• _What you are asked to do_:
Search the material for the word "решение" and copy each line that holds it.
+++ Records provided
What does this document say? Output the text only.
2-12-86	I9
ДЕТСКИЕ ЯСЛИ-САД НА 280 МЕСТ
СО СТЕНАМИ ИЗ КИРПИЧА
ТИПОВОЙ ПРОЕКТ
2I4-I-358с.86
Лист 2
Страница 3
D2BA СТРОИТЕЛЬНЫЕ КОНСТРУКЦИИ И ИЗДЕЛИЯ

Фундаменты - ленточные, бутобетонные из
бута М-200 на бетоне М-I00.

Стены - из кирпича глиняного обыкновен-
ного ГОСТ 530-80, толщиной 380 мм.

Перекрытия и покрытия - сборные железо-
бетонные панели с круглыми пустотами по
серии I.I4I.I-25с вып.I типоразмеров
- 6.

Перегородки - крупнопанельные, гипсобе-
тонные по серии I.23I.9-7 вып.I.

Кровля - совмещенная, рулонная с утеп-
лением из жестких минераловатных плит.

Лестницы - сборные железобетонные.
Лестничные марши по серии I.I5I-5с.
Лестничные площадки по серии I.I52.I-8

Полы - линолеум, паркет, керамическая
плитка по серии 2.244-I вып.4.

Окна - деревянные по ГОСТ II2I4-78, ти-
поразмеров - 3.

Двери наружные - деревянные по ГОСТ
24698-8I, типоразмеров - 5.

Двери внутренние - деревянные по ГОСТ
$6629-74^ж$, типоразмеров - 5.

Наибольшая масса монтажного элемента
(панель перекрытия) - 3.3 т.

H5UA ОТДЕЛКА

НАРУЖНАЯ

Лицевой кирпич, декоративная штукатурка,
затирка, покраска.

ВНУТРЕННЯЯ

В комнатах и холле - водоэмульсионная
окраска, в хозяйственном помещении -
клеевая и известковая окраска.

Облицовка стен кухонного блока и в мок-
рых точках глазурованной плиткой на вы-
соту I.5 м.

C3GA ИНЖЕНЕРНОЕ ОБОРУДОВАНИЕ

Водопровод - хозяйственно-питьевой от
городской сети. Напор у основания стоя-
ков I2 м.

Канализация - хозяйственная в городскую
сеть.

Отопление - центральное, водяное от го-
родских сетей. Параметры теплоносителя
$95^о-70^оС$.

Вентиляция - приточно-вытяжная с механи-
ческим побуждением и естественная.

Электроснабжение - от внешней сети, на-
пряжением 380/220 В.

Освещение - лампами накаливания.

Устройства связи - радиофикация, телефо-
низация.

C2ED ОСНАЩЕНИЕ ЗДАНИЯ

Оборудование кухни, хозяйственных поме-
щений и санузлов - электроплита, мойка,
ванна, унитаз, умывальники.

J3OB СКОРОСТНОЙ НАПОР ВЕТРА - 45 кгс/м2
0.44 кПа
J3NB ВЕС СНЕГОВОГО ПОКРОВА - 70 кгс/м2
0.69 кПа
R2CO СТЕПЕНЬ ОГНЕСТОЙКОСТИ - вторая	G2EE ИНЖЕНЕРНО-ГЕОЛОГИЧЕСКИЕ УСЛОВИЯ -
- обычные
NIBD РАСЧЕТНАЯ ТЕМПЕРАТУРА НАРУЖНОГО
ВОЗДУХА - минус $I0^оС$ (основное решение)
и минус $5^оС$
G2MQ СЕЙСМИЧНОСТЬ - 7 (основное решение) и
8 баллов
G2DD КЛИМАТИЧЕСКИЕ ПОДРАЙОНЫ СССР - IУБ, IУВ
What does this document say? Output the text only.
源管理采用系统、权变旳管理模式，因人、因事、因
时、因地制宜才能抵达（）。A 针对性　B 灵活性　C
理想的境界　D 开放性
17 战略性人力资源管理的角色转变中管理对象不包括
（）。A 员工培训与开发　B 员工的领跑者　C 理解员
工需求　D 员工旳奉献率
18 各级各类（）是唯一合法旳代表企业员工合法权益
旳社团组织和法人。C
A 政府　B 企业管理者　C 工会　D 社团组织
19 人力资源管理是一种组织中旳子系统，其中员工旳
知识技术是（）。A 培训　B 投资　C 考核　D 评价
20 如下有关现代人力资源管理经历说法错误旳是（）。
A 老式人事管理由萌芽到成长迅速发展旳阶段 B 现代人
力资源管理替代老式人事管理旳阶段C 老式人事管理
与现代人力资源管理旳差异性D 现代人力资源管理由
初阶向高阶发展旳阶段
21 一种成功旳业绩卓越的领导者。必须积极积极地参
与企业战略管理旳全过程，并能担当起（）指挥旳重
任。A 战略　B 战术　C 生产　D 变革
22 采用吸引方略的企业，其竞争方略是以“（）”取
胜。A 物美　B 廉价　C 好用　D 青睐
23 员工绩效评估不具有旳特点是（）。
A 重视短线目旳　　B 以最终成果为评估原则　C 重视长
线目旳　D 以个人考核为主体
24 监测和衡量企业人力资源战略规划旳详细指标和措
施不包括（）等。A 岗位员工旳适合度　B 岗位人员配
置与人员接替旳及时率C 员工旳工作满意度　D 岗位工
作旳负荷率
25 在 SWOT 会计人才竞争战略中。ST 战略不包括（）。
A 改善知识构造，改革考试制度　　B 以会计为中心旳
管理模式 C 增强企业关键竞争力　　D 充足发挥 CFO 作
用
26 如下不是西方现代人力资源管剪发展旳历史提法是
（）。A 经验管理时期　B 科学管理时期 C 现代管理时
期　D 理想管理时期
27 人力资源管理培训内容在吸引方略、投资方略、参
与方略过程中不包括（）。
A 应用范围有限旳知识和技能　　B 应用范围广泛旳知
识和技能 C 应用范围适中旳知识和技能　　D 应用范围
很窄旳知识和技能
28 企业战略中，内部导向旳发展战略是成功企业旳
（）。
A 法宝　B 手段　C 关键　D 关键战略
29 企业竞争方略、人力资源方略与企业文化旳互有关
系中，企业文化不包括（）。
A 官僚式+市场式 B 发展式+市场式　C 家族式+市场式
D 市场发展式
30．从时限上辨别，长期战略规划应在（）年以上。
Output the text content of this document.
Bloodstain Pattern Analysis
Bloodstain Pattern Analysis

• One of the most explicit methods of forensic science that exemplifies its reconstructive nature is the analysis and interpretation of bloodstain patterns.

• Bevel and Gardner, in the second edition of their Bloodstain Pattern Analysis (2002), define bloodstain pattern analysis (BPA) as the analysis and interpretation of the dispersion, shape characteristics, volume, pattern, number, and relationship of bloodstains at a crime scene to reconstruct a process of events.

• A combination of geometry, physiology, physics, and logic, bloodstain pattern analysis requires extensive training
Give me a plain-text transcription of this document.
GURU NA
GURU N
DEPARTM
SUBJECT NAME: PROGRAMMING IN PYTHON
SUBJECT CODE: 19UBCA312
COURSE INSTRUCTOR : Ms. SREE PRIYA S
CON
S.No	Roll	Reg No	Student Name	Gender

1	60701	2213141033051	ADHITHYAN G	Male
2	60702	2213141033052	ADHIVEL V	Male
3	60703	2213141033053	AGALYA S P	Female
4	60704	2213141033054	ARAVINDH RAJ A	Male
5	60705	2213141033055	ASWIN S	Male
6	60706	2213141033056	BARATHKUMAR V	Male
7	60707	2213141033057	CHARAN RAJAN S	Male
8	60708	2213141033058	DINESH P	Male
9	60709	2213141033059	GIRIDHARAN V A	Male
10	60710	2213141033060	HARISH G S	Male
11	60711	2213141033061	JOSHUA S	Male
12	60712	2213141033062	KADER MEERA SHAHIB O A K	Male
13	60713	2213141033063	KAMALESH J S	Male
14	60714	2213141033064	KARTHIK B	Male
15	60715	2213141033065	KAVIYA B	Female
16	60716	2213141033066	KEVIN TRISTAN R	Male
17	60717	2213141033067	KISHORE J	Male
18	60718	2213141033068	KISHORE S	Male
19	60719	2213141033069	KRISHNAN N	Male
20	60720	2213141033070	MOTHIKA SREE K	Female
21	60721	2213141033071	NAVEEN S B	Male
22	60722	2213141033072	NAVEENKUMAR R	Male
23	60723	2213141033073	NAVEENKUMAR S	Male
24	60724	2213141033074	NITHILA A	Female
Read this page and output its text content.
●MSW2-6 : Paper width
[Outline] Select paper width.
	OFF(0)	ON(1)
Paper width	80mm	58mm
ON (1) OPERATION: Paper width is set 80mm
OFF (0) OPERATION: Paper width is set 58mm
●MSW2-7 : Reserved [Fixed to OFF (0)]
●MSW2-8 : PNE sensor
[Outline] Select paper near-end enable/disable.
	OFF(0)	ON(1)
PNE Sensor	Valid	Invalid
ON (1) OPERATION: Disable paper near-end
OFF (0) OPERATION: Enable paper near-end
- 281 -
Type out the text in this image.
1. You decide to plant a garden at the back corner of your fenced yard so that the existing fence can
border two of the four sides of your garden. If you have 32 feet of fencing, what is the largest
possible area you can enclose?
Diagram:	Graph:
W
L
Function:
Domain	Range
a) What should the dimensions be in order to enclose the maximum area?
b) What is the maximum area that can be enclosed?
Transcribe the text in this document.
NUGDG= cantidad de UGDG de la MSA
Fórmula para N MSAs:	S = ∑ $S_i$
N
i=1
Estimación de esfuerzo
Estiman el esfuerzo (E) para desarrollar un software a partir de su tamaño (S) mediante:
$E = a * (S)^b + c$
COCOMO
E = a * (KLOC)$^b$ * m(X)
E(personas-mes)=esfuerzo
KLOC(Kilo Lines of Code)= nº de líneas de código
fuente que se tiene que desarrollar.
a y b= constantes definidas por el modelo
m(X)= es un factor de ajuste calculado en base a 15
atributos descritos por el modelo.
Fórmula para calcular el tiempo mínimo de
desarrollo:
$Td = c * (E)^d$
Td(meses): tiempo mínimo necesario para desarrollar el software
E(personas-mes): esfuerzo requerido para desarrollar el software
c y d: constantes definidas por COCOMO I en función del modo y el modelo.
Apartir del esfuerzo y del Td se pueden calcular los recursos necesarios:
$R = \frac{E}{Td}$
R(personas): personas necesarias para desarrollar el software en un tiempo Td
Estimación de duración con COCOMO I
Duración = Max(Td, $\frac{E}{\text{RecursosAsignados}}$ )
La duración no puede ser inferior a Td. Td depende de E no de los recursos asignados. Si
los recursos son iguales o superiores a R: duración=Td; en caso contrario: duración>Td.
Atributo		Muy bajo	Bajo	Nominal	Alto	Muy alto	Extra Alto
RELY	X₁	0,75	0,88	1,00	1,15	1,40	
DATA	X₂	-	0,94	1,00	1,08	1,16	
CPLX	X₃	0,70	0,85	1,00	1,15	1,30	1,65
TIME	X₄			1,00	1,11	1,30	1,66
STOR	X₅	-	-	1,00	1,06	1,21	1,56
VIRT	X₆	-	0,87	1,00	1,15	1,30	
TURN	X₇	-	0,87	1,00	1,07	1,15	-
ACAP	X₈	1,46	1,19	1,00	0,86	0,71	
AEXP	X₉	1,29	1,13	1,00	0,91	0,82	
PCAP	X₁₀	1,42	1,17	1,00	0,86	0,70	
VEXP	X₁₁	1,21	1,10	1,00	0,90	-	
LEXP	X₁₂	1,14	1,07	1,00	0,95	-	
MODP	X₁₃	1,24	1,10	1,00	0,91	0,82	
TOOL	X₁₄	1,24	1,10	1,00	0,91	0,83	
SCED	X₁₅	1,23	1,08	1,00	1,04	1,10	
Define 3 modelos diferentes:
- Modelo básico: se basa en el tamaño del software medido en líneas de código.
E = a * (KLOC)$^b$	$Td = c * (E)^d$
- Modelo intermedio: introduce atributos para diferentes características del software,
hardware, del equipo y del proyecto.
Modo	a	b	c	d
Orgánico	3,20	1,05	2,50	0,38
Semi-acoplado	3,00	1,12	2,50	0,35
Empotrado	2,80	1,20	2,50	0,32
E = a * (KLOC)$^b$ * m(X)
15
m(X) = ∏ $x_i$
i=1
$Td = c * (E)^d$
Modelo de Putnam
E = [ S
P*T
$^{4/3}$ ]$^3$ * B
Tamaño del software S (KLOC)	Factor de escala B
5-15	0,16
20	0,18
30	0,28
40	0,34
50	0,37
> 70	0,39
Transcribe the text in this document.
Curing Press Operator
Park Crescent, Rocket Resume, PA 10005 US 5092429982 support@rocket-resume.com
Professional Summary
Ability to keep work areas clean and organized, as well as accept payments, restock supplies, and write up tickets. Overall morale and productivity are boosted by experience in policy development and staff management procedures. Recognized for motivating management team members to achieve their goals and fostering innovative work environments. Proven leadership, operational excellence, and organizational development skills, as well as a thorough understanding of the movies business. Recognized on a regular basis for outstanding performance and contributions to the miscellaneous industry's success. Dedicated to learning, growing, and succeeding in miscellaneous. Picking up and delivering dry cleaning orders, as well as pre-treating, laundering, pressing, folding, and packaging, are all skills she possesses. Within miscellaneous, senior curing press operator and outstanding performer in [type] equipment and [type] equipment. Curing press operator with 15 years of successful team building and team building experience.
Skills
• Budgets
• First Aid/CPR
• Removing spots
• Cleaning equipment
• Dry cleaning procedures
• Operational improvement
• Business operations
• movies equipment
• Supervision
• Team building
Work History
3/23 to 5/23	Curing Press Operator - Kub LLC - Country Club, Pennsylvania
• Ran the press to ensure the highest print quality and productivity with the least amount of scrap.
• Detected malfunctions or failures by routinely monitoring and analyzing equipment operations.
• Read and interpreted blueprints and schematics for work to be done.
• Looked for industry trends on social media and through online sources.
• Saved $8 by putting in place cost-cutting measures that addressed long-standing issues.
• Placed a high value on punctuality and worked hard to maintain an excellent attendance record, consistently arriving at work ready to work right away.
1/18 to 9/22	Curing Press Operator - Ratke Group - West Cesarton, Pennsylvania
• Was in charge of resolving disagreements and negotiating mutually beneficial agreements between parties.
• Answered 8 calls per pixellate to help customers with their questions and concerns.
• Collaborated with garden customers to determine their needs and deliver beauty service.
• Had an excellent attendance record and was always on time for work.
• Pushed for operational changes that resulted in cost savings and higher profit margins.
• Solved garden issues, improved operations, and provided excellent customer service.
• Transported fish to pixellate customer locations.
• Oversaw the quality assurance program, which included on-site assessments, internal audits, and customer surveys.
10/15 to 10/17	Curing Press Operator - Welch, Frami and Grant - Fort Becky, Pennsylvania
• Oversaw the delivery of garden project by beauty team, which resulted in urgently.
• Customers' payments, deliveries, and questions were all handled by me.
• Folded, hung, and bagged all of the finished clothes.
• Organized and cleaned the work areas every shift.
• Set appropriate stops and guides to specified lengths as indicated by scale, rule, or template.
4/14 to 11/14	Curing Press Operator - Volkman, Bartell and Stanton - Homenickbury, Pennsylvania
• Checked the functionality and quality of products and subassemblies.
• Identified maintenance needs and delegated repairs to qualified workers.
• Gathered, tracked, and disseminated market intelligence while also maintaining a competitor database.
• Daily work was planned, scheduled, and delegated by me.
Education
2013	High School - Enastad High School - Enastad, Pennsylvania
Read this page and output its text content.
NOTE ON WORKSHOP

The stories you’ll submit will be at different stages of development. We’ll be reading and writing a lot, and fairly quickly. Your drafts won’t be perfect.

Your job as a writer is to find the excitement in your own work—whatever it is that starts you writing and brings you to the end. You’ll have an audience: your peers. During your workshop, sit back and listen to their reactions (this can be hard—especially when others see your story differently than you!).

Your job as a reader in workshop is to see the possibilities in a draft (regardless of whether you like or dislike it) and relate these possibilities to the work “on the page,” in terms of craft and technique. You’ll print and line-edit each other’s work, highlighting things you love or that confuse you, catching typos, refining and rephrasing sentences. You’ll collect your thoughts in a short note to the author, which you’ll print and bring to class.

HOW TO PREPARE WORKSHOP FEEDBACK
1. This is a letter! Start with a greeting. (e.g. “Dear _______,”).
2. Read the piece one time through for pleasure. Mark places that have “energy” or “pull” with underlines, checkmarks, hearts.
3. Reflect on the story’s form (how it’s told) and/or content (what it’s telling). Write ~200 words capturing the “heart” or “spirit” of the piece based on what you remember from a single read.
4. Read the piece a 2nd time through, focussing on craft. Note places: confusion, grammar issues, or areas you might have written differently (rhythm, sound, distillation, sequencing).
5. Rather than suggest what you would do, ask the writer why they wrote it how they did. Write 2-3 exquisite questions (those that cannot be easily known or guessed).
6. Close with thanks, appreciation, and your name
++++++
• _Answer to the exercise_:
ВОЗДУХА - минус $I0^оС$ (основное решение)
G2MQ СЕЙСМИЧНОСТЬ - 7 (основное решение) и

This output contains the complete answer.